:: Sayfa metni ::
“Ne atom bombası /ne Londra konferansı /bir elinde cımbız /bir elinde ayna /umurunda mı dünya.” demişti Orhan Veli.
ABD ve AB’nin durumu da bundan farksız.
“Sözcükler” adlı edebiyat dergisinin Nisan sayısında ünlü Fransız düşünürü Jean Paul Sartre’nin, 1967 yılında Uluslararası Savaş Suçları Mahkemesi’nde yaptığı konuşma yayınlanmıştı.
İngiliz filozof Bertrand Russel başkanlığında yirmi beş kişilik kuruldan oluşan mahkemenin tek Türk üyesi de, dönemin İşçi Partisi Başkanı Mehmet Ali Aybar idi.
Mahkeme ABD’nin Vietnam’da yaptıklarını araştırarak dünyaya duyuracakmış.
Yazıda, ABD’nin, Russel ve arkadaşlarının iddialarını ciddiye almadığı anlatılırken, savunmaların dünyada büyük yankılara neden olduğu anlatılmaktadır.
Mahkemede Sartre’nin Nazi Almanya’sının Yahudilere karşı uyguladığı soykırım ile ABD’nin Vietnem’da yaptıkları konusundaki benzerlikler anlatılırken; “Bir Yahudi nereli olursa olsun, silahlı mücadele içinde olsun, ya da olmasın, sadece bir Yahudi olduğu için öldürülmeliydi.” denilmektedir.
Şimdi, adata yarışırcasına Ermeni soykırım tasarılarını kabul eden ülke yönetimlerine sormak gerekir. Bu adamlar 1967 yılında Ermeni soykırım iddialarını bilmiyor muydu? O zaman neden gündeme gelmemişti? Nereden çıktı bu soykırım meselesi!
Sartre’nin savunmasına 1915 olaylarının neden olmadığı ortadadır. Belki de, soykırımı tanımlayan 1949 tarihli Cenevre Sözleşmesinin 2. maddesine uyan bir nokta bulamamışlardır. Sartre’nin mahkemeye sunduğu ifadeleri Kızılderili, Vietnamlı, Cezayirli, Iraklı ve Afganlıları katledenler okumamış olabilir, ancak bizim entel aydınlarımız ile 24 Nisan’da ilk kez İstanbul’da yaptıkları gösterilerde ”içimiz sızlıyor” diyerek açıklama yapanlar ve Pentagon raporlarını tercüme ederek gazetecilik yaptıklarını sananlar mutlaka okumalıdır.
Bunları söyleyen ABD ve AB’liler değilmiş gibi Ortadoğu’da yaratılan bu politikalardan hiç mi şikâyetleri yok. Bugün iş başında bulunan Netenyahu hükümeti sayesinde Yahudi olmak korku veren bir şey halini almıştır.
Bu canavarı yaratanlar her halde bu durumdan pek memnun değiller.

:: Verilen öğeler ::
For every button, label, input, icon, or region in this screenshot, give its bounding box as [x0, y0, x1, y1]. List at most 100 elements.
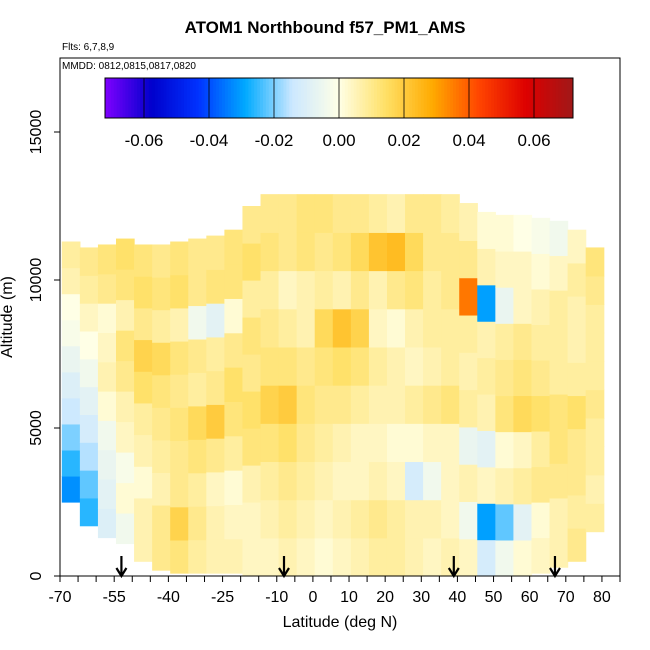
colorbar-swatch	[570, 78, 574, 118]
colorbar-swatch	[125, 78, 129, 118]
heatmap-cell	[206, 539, 225, 574]
heatmap-cell	[260, 308, 280, 348]
heatmap-cell	[242, 539, 262, 577]
heatmap-cell	[405, 423, 424, 463]
heatmap-cell	[441, 232, 460, 272]
heatmap-cell	[224, 401, 244, 437]
colorbar-swatch	[186, 78, 191, 118]
heatmap-cell	[495, 214, 515, 252]
heatmap-cell	[170, 307, 189, 342]
heatmap-cell	[531, 395, 551, 432]
colorbar-swatch	[321, 78, 325, 118]
heatmap-cell	[350, 423, 370, 463]
heatmap-cell	[531, 217, 551, 254]
heatmap-cell	[585, 304, 605, 334]
colorbar-tick-label: 0.00	[322, 131, 355, 150]
colorbar-swatch	[248, 78, 252, 118]
colorbar-swatch	[227, 78, 232, 118]
colorbar-swatch	[344, 78, 349, 118]
heatmap-cell	[188, 272, 207, 307]
heatmap-cell	[79, 470, 99, 499]
colorbar-swatch	[564, 78, 568, 118]
colorbar-swatch	[447, 78, 451, 118]
heatmap-cell	[368, 270, 388, 310]
colorbar-swatch	[397, 78, 401, 118]
heatmap-cell	[134, 307, 153, 341]
heatmap-cell	[242, 317, 262, 355]
heatmap-cell	[314, 308, 334, 348]
heatmap-cell	[278, 385, 298, 424]
colorbar-swatch	[324, 78, 328, 118]
colorbar-swatch	[514, 78, 518, 118]
colorbar-swatch	[151, 78, 156, 118]
colorbar-swatch	[482, 78, 486, 118]
colorbar-swatch	[145, 78, 150, 118]
colorbar-swatch	[473, 78, 477, 118]
colorbar-swatch	[441, 78, 445, 118]
heatmap-cell	[152, 439, 171, 473]
heatmap-cell	[116, 299, 135, 331]
heatmap-cell	[531, 288, 551, 325]
heatmap-cell	[441, 461, 460, 501]
heatmap-cell	[116, 421, 135, 453]
x-axis-label: Latitude (deg N)	[282, 614, 398, 631]
heatmap-cell	[567, 295, 587, 330]
heatmap-cell	[152, 374, 171, 408]
colorbar-swatch	[283, 78, 287, 118]
x-tick-label: 70	[557, 589, 575, 606]
x-tick-label: 80	[593, 589, 611, 606]
heatmap-cell	[278, 423, 298, 463]
colorbar-swatch	[172, 78, 176, 118]
heatmap-cell	[314, 461, 334, 501]
heatmap-cell	[368, 385, 388, 424]
heatmap-cell	[278, 232, 298, 272]
heatmap-cell	[585, 275, 605, 305]
heatmap-cell	[495, 431, 515, 469]
heatmap-cell	[477, 284, 496, 322]
colorbar-swatch	[494, 78, 498, 118]
heatmap-cell	[224, 538, 244, 574]
colorbar-swatch	[464, 78, 469, 118]
heatmap-cell	[116, 269, 135, 301]
colorbar-swatch	[201, 78, 205, 118]
x-tick-label: 30	[412, 589, 430, 606]
heatmap-cell	[242, 465, 262, 503]
colorbar-swatch	[435, 78, 439, 118]
heatmap-cell	[386, 423, 406, 463]
heatmap-cell	[188, 439, 207, 474]
heatmap-cell	[368, 346, 388, 386]
heatmap-cell	[531, 466, 551, 503]
heatmap-cell	[495, 395, 515, 433]
heatmap-cell	[134, 434, 153, 467]
colorbar-swatch	[178, 78, 182, 118]
colorbar-swatch	[365, 78, 369, 118]
heatmap-cell	[423, 461, 442, 501]
heatmap-cell	[386, 232, 406, 272]
heatmap-cell	[61, 319, 81, 347]
heatmap-cell	[368, 423, 388, 463]
heatmap-cell	[79, 247, 99, 276]
heatmap-cell	[260, 270, 280, 310]
heatmap-cell	[206, 269, 225, 304]
colorbar-swatch	[110, 78, 115, 118]
colorbar-swatch	[140, 78, 144, 118]
heatmap-cell	[549, 290, 569, 326]
heatmap-cell	[152, 244, 171, 278]
heatmap-cell	[260, 423, 280, 463]
colorbar-swatch	[268, 78, 273, 118]
heatmap-cell	[97, 244, 117, 275]
colorbar-swatch	[377, 78, 381, 118]
colorbar-swatch	[432, 78, 437, 118]
heatmap-cell	[549, 359, 569, 395]
heatmap-cell	[441, 385, 460, 424]
x-tick-label: 50	[485, 589, 503, 606]
heatmap-cell	[134, 497, 153, 531]
colorbar-swatch	[254, 78, 258, 118]
heatmap-cells	[61, 194, 605, 577]
heatmap-cell	[61, 371, 81, 399]
colorbar-swatch	[224, 78, 229, 118]
heatmap-cell	[477, 503, 496, 541]
colorbar-swatch	[122, 78, 126, 118]
colorbar-swatch	[388, 78, 393, 118]
heatmap-cell	[513, 323, 533, 360]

:: Görev ::
Sayfa metninin "ABD ve AB’nin" sözlerinden başlayıp "yaptığı konuşma yayınlanmıştı." sözleri de dahil olmak üzere oraya kadar uzanan bölümünü, "edebiyat dergisinin" ifadesini "sanat dergisinin" ile değiştirerek yeniden yazın.

:: Tam çıktı ::
ABD ve AB’nin durumu da bundan farksız.
“Sözcükler” adlı sanat dergisinin Nisan sayısında ünlü Fransız düşünürü Jean Paul Sartre’nin, 1967 yılında Uluslararası Savaş Suçları Mahkemesi’nde yaptığı konuşma yayınlanmıştı.